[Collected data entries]
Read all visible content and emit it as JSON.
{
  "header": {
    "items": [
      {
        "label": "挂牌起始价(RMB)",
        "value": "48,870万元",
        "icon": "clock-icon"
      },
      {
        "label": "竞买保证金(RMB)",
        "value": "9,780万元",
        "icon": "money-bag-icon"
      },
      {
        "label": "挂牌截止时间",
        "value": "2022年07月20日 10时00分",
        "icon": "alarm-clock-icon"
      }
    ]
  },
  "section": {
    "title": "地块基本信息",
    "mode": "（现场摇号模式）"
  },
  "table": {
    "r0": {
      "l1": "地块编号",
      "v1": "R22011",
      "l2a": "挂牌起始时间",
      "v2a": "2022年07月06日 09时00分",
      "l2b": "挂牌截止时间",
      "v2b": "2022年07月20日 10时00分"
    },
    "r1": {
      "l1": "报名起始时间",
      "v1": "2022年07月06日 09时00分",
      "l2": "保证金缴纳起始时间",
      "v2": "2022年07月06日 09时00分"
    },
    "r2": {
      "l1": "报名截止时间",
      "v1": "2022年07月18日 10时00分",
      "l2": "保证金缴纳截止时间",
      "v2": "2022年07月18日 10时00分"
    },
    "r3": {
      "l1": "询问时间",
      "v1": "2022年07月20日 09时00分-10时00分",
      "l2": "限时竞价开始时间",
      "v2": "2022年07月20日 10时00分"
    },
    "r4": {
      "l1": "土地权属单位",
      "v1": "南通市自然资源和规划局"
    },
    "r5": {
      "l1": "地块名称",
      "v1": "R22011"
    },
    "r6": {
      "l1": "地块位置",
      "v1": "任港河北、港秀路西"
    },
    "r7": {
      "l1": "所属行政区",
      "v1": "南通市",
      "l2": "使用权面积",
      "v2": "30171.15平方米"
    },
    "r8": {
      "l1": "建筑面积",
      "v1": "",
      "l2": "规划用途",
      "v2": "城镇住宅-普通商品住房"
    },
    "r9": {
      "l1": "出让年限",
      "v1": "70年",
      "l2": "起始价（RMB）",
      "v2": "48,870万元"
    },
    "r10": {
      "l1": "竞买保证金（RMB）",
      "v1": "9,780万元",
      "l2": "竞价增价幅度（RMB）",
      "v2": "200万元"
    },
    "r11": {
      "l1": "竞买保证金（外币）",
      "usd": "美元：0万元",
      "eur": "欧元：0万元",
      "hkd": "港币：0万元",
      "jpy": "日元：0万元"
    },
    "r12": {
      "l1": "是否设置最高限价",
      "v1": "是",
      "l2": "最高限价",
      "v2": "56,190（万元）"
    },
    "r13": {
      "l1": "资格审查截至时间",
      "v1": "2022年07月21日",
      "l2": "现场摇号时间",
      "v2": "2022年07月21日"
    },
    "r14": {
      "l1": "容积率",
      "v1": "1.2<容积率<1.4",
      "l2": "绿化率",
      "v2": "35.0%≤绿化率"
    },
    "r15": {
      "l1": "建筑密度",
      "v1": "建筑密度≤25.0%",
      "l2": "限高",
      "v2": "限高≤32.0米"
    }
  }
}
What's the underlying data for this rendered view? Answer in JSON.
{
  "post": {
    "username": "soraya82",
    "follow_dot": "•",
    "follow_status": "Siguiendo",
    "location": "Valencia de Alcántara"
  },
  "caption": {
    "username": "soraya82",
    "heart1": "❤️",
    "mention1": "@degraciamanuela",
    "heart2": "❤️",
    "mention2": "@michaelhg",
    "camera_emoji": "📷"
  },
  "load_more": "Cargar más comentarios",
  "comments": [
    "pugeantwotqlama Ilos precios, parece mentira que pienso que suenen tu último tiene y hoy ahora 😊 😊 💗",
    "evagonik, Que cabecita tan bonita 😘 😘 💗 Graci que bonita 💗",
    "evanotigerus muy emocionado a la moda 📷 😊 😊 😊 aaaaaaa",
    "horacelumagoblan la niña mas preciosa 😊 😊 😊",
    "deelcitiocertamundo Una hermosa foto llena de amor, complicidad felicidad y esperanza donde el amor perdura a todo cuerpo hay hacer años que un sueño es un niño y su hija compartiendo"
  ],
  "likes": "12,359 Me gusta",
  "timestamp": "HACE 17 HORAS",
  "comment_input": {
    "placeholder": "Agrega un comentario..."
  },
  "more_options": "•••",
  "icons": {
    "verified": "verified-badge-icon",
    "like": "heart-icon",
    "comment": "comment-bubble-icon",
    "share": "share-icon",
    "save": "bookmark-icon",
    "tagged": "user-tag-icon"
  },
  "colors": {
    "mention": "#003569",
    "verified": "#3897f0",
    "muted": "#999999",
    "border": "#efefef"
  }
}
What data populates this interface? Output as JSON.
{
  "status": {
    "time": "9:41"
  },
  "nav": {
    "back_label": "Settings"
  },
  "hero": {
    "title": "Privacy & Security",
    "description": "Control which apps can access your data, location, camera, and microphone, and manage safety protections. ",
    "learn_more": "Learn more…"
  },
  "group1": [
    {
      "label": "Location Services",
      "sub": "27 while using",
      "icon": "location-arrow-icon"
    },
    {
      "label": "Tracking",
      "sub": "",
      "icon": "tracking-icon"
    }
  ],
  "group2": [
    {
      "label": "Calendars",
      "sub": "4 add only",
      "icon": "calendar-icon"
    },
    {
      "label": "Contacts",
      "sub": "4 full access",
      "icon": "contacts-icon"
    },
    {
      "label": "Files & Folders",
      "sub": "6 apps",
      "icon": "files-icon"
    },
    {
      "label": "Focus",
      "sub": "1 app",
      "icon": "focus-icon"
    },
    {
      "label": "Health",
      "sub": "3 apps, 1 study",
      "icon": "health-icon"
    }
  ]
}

• Challenge: Where a line in the entries holds "竞买保证金", copy that line.

• Right answer:
        "label": "竞买保证金(RMB)",
      "l1": "竞买保证金（RMB）",
      "l1": "竞买保证金（外币）",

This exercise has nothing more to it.